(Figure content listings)
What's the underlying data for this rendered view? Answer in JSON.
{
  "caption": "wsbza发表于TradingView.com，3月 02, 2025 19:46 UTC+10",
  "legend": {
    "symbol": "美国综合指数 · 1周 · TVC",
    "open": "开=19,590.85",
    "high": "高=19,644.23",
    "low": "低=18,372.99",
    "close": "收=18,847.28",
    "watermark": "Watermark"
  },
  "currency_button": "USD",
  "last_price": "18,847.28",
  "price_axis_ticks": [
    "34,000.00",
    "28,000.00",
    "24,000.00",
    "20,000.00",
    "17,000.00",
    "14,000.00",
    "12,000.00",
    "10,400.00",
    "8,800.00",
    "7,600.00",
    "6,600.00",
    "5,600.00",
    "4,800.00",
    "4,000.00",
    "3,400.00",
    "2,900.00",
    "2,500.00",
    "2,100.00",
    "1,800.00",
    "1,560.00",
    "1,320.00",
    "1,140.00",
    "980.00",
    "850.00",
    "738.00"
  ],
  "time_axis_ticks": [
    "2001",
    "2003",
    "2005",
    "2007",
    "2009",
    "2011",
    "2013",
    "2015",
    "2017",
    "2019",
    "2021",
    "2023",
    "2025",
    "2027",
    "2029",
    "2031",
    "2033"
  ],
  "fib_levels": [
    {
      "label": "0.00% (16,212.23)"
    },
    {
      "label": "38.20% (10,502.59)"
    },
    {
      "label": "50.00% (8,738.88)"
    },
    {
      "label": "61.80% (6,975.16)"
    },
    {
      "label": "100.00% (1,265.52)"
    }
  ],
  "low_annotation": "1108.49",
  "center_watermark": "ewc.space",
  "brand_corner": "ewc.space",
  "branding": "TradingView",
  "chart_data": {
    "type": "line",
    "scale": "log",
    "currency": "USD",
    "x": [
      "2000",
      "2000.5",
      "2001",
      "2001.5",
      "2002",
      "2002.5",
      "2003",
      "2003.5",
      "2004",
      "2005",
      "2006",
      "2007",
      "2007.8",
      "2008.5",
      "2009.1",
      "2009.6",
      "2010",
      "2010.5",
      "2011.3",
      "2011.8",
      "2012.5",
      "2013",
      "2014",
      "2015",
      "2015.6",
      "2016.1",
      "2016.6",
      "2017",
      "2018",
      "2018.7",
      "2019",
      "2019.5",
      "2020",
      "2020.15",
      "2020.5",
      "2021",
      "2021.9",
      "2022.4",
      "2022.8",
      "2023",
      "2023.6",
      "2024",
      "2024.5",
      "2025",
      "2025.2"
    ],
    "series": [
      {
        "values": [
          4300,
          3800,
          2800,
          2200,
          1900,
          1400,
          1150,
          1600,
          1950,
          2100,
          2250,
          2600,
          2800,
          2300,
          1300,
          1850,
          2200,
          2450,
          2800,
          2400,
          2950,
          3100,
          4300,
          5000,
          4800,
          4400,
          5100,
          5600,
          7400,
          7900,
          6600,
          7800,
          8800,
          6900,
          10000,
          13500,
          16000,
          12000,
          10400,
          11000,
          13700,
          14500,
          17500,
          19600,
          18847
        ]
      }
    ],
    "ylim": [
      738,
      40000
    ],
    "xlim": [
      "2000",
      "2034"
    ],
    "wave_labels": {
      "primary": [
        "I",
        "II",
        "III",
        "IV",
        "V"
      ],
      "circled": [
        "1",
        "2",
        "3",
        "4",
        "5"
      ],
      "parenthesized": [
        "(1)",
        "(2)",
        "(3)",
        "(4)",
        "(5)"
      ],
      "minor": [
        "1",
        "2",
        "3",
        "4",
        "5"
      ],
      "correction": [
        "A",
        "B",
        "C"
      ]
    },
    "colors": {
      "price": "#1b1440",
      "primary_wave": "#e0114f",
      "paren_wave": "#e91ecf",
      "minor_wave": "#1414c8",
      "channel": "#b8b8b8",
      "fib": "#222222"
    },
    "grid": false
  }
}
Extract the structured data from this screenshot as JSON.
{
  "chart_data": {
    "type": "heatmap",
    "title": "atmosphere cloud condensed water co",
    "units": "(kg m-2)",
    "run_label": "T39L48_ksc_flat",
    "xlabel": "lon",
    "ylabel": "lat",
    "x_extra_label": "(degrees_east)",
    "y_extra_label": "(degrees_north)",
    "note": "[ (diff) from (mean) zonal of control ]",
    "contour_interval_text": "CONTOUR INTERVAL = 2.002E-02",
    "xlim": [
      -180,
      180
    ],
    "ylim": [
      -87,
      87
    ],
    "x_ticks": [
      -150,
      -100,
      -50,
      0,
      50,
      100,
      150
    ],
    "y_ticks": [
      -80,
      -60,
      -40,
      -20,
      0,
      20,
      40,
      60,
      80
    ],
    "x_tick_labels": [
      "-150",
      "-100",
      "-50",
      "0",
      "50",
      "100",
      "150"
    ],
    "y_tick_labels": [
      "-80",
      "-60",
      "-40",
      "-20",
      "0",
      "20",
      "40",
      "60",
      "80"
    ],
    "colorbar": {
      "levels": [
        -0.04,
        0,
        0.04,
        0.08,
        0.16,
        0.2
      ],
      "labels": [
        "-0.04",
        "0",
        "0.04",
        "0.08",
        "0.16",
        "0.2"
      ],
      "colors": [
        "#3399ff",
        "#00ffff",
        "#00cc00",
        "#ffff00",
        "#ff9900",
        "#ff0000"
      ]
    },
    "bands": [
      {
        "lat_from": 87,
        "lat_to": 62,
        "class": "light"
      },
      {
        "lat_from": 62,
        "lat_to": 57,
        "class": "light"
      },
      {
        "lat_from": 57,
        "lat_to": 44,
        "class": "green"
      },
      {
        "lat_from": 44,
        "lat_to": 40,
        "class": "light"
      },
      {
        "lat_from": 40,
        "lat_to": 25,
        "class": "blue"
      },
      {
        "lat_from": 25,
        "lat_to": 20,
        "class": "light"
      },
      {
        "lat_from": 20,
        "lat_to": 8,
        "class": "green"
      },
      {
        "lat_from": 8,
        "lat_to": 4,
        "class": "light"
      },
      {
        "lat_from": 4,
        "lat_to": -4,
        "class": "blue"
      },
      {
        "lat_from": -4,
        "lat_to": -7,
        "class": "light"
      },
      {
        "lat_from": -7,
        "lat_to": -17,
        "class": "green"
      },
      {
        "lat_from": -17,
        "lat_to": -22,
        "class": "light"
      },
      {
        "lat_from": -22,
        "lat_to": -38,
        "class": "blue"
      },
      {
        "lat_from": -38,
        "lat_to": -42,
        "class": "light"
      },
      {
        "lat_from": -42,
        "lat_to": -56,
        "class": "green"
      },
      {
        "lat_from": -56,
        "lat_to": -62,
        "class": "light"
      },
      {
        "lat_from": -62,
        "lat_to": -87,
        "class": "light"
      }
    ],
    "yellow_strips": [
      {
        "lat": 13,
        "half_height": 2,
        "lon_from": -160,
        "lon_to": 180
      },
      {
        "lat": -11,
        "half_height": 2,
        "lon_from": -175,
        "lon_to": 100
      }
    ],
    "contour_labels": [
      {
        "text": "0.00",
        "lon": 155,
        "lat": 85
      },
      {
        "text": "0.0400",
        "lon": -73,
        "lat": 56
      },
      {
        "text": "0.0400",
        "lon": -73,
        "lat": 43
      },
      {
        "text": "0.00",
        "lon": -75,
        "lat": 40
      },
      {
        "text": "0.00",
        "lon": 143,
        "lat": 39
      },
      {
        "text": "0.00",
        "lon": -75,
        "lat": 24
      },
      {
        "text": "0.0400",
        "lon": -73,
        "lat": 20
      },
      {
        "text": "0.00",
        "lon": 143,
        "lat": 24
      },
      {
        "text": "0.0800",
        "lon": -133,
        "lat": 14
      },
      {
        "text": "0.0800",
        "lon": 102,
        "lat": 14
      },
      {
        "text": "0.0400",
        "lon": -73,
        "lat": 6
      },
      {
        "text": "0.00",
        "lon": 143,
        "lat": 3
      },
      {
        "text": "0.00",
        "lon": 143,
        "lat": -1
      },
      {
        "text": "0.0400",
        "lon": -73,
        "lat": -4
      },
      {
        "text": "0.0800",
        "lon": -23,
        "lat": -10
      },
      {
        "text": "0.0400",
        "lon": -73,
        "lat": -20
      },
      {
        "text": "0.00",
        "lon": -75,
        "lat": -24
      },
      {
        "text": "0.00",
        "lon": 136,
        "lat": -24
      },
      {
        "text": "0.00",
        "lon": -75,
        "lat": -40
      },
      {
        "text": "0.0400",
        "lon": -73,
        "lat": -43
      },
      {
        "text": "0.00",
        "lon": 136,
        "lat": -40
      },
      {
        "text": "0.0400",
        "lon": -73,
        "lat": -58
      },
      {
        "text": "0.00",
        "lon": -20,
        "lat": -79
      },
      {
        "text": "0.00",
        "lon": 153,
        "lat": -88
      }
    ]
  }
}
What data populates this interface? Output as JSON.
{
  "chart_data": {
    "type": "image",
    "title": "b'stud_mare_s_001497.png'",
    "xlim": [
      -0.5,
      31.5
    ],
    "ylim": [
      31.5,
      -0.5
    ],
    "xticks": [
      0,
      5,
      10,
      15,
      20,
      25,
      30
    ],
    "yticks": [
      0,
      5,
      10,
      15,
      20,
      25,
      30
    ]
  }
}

Instruction →
Give the lines exactly as they stand, from the line with "What data populates" through the end of the material.

Answer below →
What data populates this interface? Output as JSON.
{
  "chart_data": {
    "type": "image",
    "title": "b'stud_mare_s_001497.png'",
    "xlim": [
      -0.5,
      31.5
    ],
    "ylim": [
      31.5,
      -0.5
    ],
    "xticks": [
      0,
      5,
      10,
      15,
      20,
      25,
      30
    ],
    "yticks": [
      0,
      5,
      10,
      15,
      20,
      25,
      30
    ]
  }
}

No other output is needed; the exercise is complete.